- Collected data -
******

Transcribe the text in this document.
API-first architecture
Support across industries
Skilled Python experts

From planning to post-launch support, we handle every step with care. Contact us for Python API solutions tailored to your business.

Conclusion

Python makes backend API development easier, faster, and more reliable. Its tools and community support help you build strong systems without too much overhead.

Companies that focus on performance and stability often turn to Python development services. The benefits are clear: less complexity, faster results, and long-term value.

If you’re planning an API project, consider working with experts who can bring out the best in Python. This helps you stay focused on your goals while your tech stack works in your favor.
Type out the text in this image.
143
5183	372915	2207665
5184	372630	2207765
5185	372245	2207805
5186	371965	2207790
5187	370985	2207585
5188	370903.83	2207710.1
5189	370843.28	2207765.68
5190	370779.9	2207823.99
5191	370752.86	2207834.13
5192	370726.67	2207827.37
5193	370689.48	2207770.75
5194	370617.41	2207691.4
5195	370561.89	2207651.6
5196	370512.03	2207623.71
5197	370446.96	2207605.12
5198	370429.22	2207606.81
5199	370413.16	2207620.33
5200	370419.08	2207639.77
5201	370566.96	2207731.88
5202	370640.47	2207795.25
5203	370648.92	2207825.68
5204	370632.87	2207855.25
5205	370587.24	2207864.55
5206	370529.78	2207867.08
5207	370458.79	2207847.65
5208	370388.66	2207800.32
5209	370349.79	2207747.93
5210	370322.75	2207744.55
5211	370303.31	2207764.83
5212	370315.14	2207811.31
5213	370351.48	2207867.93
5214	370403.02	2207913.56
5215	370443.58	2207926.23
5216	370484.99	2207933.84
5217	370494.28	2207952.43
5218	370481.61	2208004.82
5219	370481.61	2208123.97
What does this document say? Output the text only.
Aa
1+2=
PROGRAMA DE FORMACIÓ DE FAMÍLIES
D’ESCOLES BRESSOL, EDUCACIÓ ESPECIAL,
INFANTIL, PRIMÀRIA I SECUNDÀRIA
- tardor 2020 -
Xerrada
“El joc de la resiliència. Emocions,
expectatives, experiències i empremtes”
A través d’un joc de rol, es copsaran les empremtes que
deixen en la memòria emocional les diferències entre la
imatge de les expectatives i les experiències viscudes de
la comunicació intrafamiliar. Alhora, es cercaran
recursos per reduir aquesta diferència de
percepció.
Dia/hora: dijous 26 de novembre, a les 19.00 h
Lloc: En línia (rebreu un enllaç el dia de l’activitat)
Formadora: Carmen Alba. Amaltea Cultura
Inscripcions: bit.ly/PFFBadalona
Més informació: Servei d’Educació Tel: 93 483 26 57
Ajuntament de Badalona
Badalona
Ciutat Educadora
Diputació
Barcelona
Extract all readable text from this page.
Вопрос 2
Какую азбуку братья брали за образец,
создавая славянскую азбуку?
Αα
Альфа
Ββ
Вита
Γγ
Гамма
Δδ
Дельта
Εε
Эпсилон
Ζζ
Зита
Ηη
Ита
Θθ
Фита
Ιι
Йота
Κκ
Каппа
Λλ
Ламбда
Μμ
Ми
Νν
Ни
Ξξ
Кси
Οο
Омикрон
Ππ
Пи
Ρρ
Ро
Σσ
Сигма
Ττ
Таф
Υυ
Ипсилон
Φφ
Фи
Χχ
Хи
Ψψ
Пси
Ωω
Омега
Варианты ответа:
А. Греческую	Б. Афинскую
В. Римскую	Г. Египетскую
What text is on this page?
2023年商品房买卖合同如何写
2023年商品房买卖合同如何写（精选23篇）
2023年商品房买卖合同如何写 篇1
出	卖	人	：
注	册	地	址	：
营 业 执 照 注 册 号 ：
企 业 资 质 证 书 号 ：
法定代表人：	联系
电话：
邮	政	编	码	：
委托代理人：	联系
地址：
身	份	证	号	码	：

******

Would you reproduce the material above in full, exactly as given?

- Answer to this task -
Transcribe the text in this document.
API-first architecture
Support across industries
Skilled Python experts

From planning to post-launch support, we handle every step with care. Contact us for Python API solutions tailored to your business.

Conclusion

Python makes backend API development easier, faster, and more reliable. Its tools and community support help you build strong systems without too much overhead.

Companies that focus on performance and stability often turn to Python development services. The benefits are clear: less complexity, faster results, and long-term value.

If you’re planning an API project, consider working with experts who can bring out the best in Python. This helps you stay focused on your goals while your tech stack works in your favor.
Type out the text in this image.
143
5183	372915	2207665
5184	372630	2207765
5185	372245	2207805
5186	371965	2207790
5187	370985	2207585
5188	370903.83	2207710.1
5189	370843.28	2207765.68
5190	370779.9	2207823.99
5191	370752.86	2207834.13
5192	370726.67	2207827.37
5193	370689.48	2207770.75
5194	370617.41	2207691.4
5195	370561.89	2207651.6
5196	370512.03	2207623.71
5197	370446.96	2207605.12
5198	370429.22	2207606.81
5199	370413.16	2207620.33
5200	370419.08	2207639.77
5201	370566.96	2207731.88
5202	370640.47	2207795.25
5203	370648.92	2207825.68
5204	370632.87	2207855.25
5205	370587.24	2207864.55
5206	370529.78	2207867.08
5207	370458.79	2207847.65
5208	370388.66	2207800.32
5209	370349.79	2207747.93
5210	370322.75	2207744.55
5211	370303.31	2207764.83
5212	370315.14	2207811.31
5213	370351.48	2207867.93
5214	370403.02	2207913.56
5215	370443.58	2207926.23
5216	370484.99	2207933.84
5217	370494.28	2207952.43
5218	370481.61	2208004.82
5219	370481.61	2208123.97
What does this document say? Output the text only.
Aa
1+2=
PROGRAMA DE FORMACIÓ DE FAMÍLIES
D’ESCOLES BRESSOL, EDUCACIÓ ESPECIAL,
INFANTIL, PRIMÀRIA I SECUNDÀRIA
- tardor 2020 -
Xerrada
“El joc de la resiliència. Emocions,
expectatives, experiències i empremtes”
A través d’un joc de rol, es copsaran les empremtes que
deixen en la memòria emocional les diferències entre la
imatge de les expectatives i les experiències viscudes de
la comunicació intrafamiliar. Alhora, es cercaran
recursos per reduir aquesta diferència de
percepció.
Dia/hora: dijous 26 de novembre, a les 19.00 h
Lloc: En línia (rebreu un enllaç el dia de l’activitat)
Formadora: Carmen Alba. Amaltea Cultura
Inscripcions: bit.ly/PFFBadalona
Més informació: Servei d’Educació Tel: 93 483 26 57
Ajuntament de Badalona
Badalona
Ciutat Educadora
Diputació
Barcelona
Extract all readable text from this page.
Вопрос 2
Какую азбуку братья брали за образец,
создавая славянскую азбуку?
Αα
Альфа
Ββ
Вита
Γγ
Гамма
Δδ
Дельта
Εε
Эпсилон
Ζζ
Зита
Ηη
Ита
Θθ
Фита
Ιι
Йота
Κκ
Каппа
Λλ
Ламбда
Μμ
Ми
Νν
Ни
Ξξ
Кси
Οο
Омикрон
Ππ
Пи
Ρρ
Ро
Σσ
Сигма
Ττ
Таф
Υυ
Ипсилон
Φφ
Фи
Χχ
Хи
Ψψ
Пси
Ωω
Омега
Варианты ответа:
А. Греческую	Б. Афинскую
В. Римскую	Г. Египетскую
What text is on this page?
2023年商品房买卖合同如何写
2023年商品房买卖合同如何写（精选23篇）
2023年商品房买卖合同如何写 篇1
出	卖	人	：
注	册	地	址	：
营 业 执 照 注 册 号 ：
企 业 资 质 证 书 号 ：
法定代表人：	联系
电话：
邮	政	编	码	：
委托代理人：	联系
地址：
身	份	证	号	码	：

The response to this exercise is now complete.